**What this task involves:** Copy everything in the data below exactly except the pictures.

**Records for the task:**
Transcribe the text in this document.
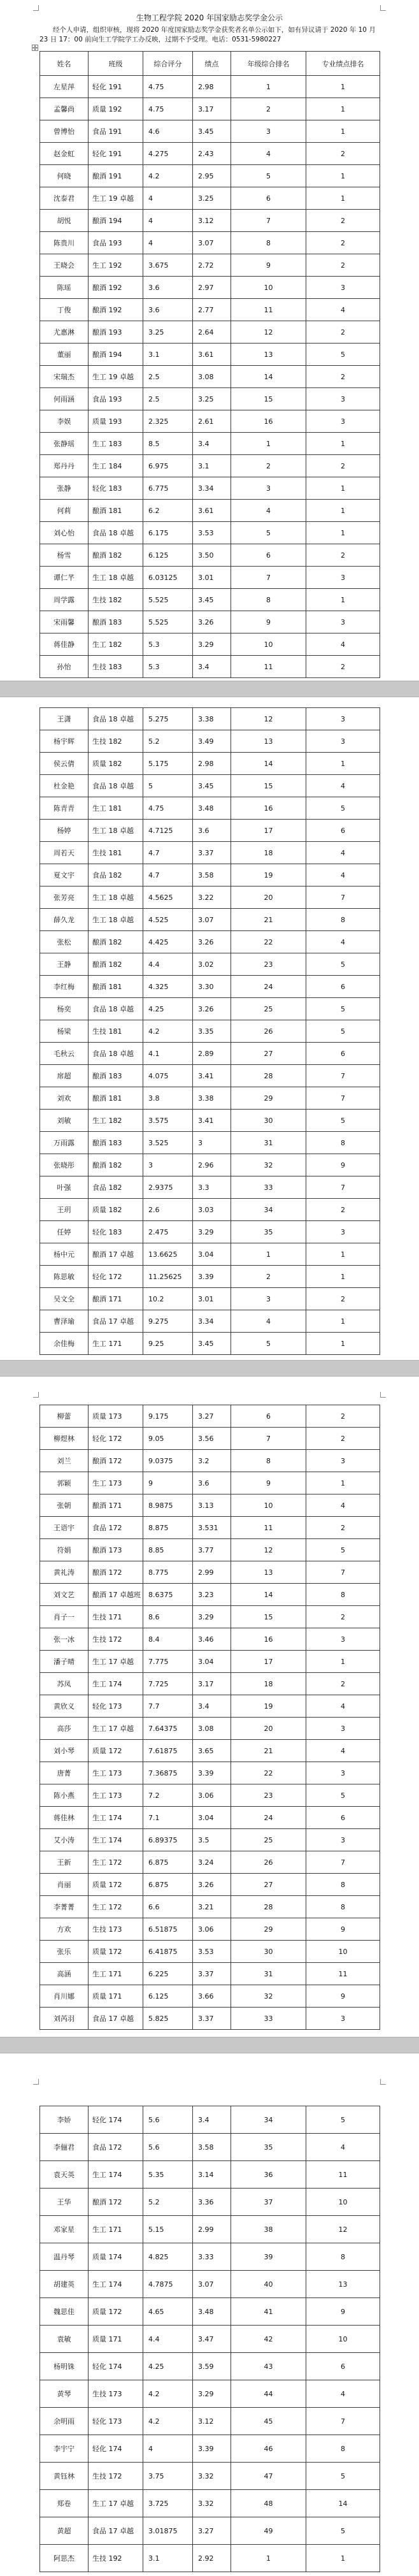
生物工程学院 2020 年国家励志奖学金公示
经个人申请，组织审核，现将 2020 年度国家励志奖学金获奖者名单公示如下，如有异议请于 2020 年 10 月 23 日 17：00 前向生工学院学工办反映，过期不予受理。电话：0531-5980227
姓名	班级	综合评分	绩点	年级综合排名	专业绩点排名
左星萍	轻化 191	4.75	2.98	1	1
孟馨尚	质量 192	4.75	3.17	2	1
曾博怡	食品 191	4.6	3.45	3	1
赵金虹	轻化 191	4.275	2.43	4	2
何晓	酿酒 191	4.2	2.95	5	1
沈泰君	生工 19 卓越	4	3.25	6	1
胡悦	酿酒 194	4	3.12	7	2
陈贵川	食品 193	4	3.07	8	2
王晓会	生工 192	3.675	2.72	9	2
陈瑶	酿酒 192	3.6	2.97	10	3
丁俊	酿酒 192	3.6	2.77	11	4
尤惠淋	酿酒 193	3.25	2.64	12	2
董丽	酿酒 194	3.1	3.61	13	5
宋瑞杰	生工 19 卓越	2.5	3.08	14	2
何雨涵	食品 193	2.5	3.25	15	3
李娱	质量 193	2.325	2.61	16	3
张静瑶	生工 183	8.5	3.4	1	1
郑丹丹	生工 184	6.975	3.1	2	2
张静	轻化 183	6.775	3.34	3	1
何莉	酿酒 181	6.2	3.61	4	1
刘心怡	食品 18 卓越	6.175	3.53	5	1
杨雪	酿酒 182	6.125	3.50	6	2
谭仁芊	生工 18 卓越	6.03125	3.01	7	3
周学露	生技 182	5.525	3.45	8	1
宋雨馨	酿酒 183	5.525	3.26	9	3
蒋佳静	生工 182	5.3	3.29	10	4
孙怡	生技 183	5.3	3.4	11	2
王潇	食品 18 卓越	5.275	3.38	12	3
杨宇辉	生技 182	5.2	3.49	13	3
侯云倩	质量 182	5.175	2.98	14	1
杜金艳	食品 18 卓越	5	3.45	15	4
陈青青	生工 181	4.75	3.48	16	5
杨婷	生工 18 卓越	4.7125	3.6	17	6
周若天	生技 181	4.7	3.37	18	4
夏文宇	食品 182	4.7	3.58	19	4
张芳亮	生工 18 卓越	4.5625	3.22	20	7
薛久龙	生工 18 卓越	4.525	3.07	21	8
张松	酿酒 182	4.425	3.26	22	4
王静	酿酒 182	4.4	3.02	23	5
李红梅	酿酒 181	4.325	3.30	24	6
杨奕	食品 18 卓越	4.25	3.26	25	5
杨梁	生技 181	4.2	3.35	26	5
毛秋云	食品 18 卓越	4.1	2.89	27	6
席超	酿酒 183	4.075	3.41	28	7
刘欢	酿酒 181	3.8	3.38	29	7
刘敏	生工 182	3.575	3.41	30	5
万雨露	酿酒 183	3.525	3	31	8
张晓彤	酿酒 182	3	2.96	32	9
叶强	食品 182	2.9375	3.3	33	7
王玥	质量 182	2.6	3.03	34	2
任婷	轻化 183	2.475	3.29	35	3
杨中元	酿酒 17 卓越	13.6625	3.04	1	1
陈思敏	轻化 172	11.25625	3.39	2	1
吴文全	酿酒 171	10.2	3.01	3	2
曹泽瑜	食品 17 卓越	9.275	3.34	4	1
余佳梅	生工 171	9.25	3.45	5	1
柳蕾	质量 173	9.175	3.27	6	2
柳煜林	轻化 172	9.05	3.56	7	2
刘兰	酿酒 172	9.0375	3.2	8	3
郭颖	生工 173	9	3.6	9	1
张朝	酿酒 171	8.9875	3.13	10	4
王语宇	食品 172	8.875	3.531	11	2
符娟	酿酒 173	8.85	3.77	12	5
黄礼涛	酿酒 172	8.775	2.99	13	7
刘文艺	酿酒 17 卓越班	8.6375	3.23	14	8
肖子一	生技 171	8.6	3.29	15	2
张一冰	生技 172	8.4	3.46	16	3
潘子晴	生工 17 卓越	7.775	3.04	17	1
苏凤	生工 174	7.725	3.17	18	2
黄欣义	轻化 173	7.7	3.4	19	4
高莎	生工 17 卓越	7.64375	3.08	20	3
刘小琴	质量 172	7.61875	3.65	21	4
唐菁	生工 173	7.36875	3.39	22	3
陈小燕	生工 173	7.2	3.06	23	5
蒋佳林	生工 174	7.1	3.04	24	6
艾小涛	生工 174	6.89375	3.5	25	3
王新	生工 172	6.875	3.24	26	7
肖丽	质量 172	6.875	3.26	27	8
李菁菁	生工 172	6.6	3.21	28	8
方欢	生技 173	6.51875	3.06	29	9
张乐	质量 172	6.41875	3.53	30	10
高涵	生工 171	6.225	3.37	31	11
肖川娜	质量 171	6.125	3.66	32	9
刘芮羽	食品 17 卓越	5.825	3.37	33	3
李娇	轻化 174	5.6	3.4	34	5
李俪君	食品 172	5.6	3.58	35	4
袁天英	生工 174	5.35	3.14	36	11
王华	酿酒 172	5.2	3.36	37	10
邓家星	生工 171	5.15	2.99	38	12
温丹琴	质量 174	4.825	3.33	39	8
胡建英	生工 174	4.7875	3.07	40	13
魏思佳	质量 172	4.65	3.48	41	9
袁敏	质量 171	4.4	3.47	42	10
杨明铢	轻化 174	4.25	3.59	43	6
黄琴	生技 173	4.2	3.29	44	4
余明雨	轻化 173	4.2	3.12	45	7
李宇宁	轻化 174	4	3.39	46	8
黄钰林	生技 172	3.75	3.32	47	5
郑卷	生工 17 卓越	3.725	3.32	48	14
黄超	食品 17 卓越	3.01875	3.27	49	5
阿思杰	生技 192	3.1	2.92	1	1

**Written solution:**
Transcribe the text in this document.
生物工程学院 2020 年国家励志奖学金公示
经个人申请，组织审核，现将 2020 年度国家励志奖学金获奖者名单公示如下，如有异议请于 2020 年 10 月 23 日 17：00 前向生工学院学工办反映，过期不予受理。电话：0531-5980227
姓名	班级	综合评分	绩点	年级综合排名	专业绩点排名
左星萍	轻化 191	4.75	2.98	1	1
孟馨尚	质量 192	4.75	3.17	2	1
曾博怡	食品 191	4.6	3.45	3	1
赵金虹	轻化 191	4.275	2.43	4	2
何晓	酿酒 191	4.2	2.95	5	1
沈泰君	生工 19 卓越	4	3.25	6	1
胡悦	酿酒 194	4	3.12	7	2
陈贵川	食品 193	4	3.07	8	2
王晓会	生工 192	3.675	2.72	9	2
陈瑶	酿酒 192	3.6	2.97	10	3
丁俊	酿酒 192	3.6	2.77	11	4
尤惠淋	酿酒 193	3.25	2.64	12	2
董丽	酿酒 194	3.1	3.61	13	5
宋瑞杰	生工 19 卓越	2.5	3.08	14	2
何雨涵	食品 193	2.5	3.25	15	3
李娱	质量 193	2.325	2.61	16	3
张静瑶	生工 183	8.5	3.4	1	1
郑丹丹	生工 184	6.975	3.1	2	2
张静	轻化 183	6.775	3.34	3	1
何莉	酿酒 181	6.2	3.61	4	1
刘心怡	食品 18 卓越	6.175	3.53	5	1
杨雪	酿酒 182	6.125	3.50	6	2
谭仁芊	生工 18 卓越	6.03125	3.01	7	3
周学露	生技 182	5.525	3.45	8	1
宋雨馨	酿酒 183	5.525	3.26	9	3
蒋佳静	生工 182	5.3	3.29	10	4
孙怡	生技 183	5.3	3.4	11	2
王潇	食品 18 卓越	5.275	3.38	12	3
杨宇辉	生技 182	5.2	3.49	13	3
侯云倩	质量 182	5.175	2.98	14	1
杜金艳	食品 18 卓越	5	3.45	15	4
陈青青	生工 181	4.75	3.48	16	5
杨婷	生工 18 卓越	4.7125	3.6	17	6
周若天	生技 181	4.7	3.37	18	4
夏文宇	食品 182	4.7	3.58	19	4
张芳亮	生工 18 卓越	4.5625	3.22	20	7
薛久龙	生工 18 卓越	4.525	3.07	21	8
张松	酿酒 182	4.425	3.26	22	4
王静	酿酒 182	4.4	3.02	23	5
李红梅	酿酒 181	4.325	3.30	24	6
杨奕	食品 18 卓越	4.25	3.26	25	5
杨梁	生技 181	4.2	3.35	26	5
毛秋云	食品 18 卓越	4.1	2.89	27	6
席超	酿酒 183	4.075	3.41	28	7
刘欢	酿酒 181	3.8	3.38	29	7
刘敏	生工 182	3.575	3.41	30	5
万雨露	酿酒 183	3.525	3	31	8
张晓彤	酿酒 182	3	2.96	32	9
叶强	食品 182	2.9375	3.3	33	7
王玥	质量 182	2.6	3.03	34	2
任婷	轻化 183	2.475	3.29	35	3
杨中元	酿酒 17 卓越	13.6625	3.04	1	1
陈思敏	轻化 172	11.25625	3.39	2	1
吴文全	酿酒 171	10.2	3.01	3	2
曹泽瑜	食品 17 卓越	9.275	3.34	4	1
余佳梅	生工 171	9.25	3.45	5	1
柳蕾	质量 173	9.175	3.27	6	2
柳煜林	轻化 172	9.05	3.56	7	2
刘兰	酿酒 172	9.0375	3.2	8	3
郭颖	生工 173	9	3.6	9	1
张朝	酿酒 171	8.9875	3.13	10	4
王语宇	食品 172	8.875	3.531	11	2
符娟	酿酒 173	8.85	3.77	12	5
黄礼涛	酿酒 172	8.775	2.99	13	7
刘文艺	酿酒 17 卓越班	8.6375	3.23	14	8
肖子一	生技 171	8.6	3.29	15	2
张一冰	生技 172	8.4	3.46	16	3
潘子晴	生工 17 卓越	7.775	3.04	17	1
苏凤	生工 174	7.725	3.17	18	2
黄欣义	轻化 173	7.7	3.4	19	4
高莎	生工 17 卓越	7.64375	3.08	20	3
刘小琴	质量 172	7.61875	3.65	21	4
唐菁	生工 173	7.36875	3.39	22	3
陈小燕	生工 173	7.2	3.06	23	5
蒋佳林	生工 174	7.1	3.04	24	6
艾小涛	生工 174	6.89375	3.5	25	3
王新	生工 172	6.875	3.24	26	7
肖丽	质量 172	6.875	3.26	27	8
李菁菁	生工 172	6.6	3.21	28	8
方欢	生技 173	6.51875	3.06	29	9
张乐	质量 172	6.41875	3.53	30	10
高涵	生工 171	6.225	3.37	31	11
肖川娜	质量 171	6.125	3.66	32	9
刘芮羽	食品 17 卓越	5.825	3.37	33	3
李娇	轻化 174	5.6	3.4	34	5
李俪君	食品 172	5.6	3.58	35	4
袁天英	生工 174	5.35	3.14	36	11
王华	酿酒 172	5.2	3.36	37	10
邓家星	生工 171	5.15	2.99	38	12
温丹琴	质量 174	4.825	3.33	39	8
胡建英	生工 174	4.7875	3.07	40	13
魏思佳	质量 172	4.65	3.48	41	9
袁敏	质量 171	4.4	3.47	42	10
杨明铢	轻化 174	4.25	3.59	43	6
黄琴	生技 173	4.2	3.29	44	4
余明雨	轻化 173	4.2	3.12	45	7
李宇宁	轻化 174	4	3.39	46	8
黄钰林	生技 172	3.75	3.32	47	5
郑卷	生工 17 卓越	3.725	3.32	48	14
黄超	食品 17 卓越	3.01875	3.27	49	5
阿思杰	生技 192	3.1	2.92	1	1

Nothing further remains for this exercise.